● **Task goal**
In the listing that follows, count the lines holding the word "Documents" and report only that number.

# # # # #

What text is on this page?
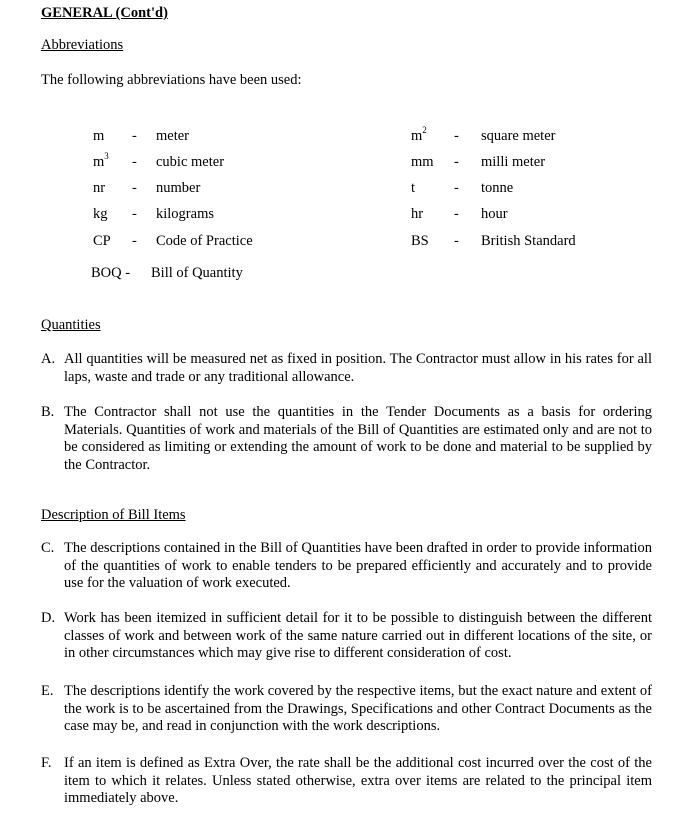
GENERAL (Cont'd)
Abbreviations
The following abbreviations have been used:
m - meter	$m^2$ - square meter
$m^3$ - cubic meter	mm - milli meter
nr - number	t	- tonne
kg - kilograms	hr - hour
CP - Code of Practice	BS - British Standard
BOQ - Bill of Quantity
Quantities
A. All quantities will be measured net as fixed in position. The Contractor must allow in his rates for all laps, waste and trade or any traditional allowance.
B. The Contractor shall not use the quantities in the Tender Documents as a basis for ordering Materials. Quantities of work and materials of the Bill of Quantities are estimated only and are not to be considered as limiting or extending the amount of work to be done and material to be supplied by the Contractor.
Description of Bill Items
C. The descriptions contained in the Bill of Quantities have been drafted in order to provide information of the quantities of work to enable tenders to be prepared efficiently and accurately and to provide use for the valuation of work executed.
D. Work has been itemized in sufficient detail for it to be possible to distinguish between the different classes of work and between work of the same nature carried out in different locations of the site, or in other circumstances which may give rise to different consideration of cost.
E. The descriptions identify the work covered by the respective items, but the exact nature and extent of the work is to be ascertained from the Drawings, Specifications and other Contract Documents as the case may be, and read in conjunction with the work descriptions.
F. If an item is defined as Extra Over, the rate shall be the additional cost incurred over the cost of the item to which it relates. Unless stated otherwise, extra over items are related to the principal item immediately above.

# # # # #

● **Output of the task**
2